*** Passage provided Section Begins ***

Have you jumped into social networking yet? Perhaps you are a little more involved with your LinkedIn account, or you have asked your teen to help you create a Facebook profile. You are making some friends,
checking things out, but it feels like there’s something missing.
Whether you are spending a lot of time with your social networking or just dabbling, make sure to check out these mistakes so that you don’t do the same thing most people are making.
Social networking is a powerful place to build quality relationships with great people. These relationships are the foundation for building a tribe of raving fans who can’t wait to promote everything you do and what you stand for. Isn’t that what we all want? It is completely possible through social networking, when done right. And relationships are based on WHO YOU ARE, NOT WHAT YOU DO. It is the little things, like what you do on the weekends, where you vacation, what books your read, what movies you like, are you a family person or not. THESE are the reasons people connect. Preferring you over your professional peers for expert advice comes later.
But don’t feel bad if you read this list and find you have made some of these mistakes. We all have. Most people learn by their mistakes.
1. Ever sent a “friend request” without a message that clearly connects you to the person? In my research, over 90% of all friend requests are anonymous, even with people who know you. Even though we have too much stuff on our plate, we have to slow down if we want to build quality connections over the internet. First make sure you have reviewed the profile of the person you are attempt to connect to. If you can’t see their profile, then do a quick google search. You must have a reason to connect with someone and let them know what it is. Social networking is not about quantity. It’s about quality. Second, include a personal note in each friend request connecting you to them.

*** Passage provided Section Ends ***
*** Given entries Section Begins ***

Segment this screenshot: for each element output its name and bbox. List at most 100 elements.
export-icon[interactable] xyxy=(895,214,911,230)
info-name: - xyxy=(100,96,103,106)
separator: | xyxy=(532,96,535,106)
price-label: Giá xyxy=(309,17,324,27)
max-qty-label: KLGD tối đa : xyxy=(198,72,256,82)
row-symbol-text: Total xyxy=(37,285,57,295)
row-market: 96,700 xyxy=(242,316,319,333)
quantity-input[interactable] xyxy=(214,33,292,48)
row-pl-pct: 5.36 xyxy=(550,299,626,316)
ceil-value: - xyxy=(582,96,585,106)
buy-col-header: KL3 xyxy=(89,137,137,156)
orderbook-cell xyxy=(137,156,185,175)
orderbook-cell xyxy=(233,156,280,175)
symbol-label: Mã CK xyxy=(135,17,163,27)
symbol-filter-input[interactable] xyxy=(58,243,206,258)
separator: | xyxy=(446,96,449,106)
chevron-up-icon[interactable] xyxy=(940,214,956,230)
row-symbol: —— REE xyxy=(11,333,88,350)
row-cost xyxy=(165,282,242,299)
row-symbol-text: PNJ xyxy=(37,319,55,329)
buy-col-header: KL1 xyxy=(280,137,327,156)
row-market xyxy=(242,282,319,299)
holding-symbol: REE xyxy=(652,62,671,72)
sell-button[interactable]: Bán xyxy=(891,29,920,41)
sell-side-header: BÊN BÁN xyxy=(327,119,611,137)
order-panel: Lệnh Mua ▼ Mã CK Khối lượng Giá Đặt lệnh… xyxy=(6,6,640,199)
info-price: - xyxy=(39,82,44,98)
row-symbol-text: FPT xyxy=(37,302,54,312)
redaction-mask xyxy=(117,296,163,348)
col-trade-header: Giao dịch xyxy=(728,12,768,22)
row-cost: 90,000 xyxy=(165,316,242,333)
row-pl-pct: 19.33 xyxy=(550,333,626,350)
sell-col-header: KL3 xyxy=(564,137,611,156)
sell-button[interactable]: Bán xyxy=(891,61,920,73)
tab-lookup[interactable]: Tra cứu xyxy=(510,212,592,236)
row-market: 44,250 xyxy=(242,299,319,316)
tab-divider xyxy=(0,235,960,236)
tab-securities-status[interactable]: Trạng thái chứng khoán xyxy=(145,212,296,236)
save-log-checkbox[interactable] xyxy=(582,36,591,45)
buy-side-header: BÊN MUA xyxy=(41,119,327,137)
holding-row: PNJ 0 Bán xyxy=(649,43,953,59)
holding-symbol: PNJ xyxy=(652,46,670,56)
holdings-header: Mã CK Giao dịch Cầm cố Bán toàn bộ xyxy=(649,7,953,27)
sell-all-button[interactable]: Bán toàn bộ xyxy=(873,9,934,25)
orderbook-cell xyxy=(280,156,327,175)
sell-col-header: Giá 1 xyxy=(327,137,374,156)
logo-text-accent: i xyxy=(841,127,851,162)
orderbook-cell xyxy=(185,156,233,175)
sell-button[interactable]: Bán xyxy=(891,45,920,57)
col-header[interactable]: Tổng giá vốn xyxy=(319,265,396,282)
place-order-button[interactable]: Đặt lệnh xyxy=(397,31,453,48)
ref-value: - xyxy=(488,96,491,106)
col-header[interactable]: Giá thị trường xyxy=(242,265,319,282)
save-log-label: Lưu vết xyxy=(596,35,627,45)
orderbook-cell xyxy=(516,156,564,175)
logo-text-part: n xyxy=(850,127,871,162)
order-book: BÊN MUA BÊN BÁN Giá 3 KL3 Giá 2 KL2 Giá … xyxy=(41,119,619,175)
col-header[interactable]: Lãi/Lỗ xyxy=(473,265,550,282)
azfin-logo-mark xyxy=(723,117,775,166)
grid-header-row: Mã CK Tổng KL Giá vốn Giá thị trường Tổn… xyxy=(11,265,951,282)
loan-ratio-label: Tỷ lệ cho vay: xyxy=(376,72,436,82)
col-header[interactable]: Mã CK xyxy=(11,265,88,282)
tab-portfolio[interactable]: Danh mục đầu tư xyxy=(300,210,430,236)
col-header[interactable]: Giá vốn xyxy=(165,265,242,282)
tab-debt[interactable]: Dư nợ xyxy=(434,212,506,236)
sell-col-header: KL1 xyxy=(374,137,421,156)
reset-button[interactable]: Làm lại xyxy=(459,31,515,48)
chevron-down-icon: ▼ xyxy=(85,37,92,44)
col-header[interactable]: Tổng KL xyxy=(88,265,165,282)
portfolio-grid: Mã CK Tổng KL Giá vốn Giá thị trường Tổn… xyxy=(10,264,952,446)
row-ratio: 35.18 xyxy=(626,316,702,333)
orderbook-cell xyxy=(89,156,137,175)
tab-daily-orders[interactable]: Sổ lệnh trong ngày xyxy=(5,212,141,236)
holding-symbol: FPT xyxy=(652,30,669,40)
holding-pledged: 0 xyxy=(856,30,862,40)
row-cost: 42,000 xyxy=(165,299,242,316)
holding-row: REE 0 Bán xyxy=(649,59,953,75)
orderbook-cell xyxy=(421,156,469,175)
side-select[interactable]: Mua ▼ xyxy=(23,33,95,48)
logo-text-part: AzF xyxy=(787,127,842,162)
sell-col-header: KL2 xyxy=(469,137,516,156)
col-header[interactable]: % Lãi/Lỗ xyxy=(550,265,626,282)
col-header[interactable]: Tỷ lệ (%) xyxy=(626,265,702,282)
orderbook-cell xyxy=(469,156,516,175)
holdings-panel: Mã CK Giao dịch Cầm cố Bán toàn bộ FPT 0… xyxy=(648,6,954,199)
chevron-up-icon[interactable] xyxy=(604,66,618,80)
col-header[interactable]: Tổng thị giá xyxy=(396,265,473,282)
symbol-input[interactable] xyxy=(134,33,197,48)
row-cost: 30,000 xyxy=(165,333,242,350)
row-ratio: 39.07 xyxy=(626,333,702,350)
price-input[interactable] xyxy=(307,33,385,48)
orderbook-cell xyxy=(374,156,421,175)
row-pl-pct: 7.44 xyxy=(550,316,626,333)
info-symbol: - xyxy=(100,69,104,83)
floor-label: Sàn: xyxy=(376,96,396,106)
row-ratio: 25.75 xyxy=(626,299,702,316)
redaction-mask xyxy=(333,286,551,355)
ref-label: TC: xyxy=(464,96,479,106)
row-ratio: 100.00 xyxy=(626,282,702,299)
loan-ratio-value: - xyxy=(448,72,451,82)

*** Given entries Section Ends ***

Assignment A:
From the social networking text, reproduce the passage starting at "But don’t feel" and ending at "you to them.".
Assignment B:
List every "little thing" that the social networking text gives as an example of who you are.

Problem solution A:
But don’t feel bad if you read this list and find you have made some of these mistakes. We all have. Most people learn by their mistakes.
1. Ever sent a “friend request” without a message that clearly connects you to the person? In my research, over 90% of all friend requests are anonymous, even with people who know you. Even though we have too much stuff on our plate, we have to slow down if we want to build quality connections over the internet. First make sure you have reviewed the profile of the person you are attempt to connect to. If you can’t see their profile, then do a quick google search. You must have a reason to connect with someone and let them know what it is. Social networking is not about quantity. It’s about quality. Second, include a personal note in each friend request connecting you to them.

Problem solution B:
- what you do on the weekends
- where you vacation
- what books your read
- what movies you like
- are you a family person or not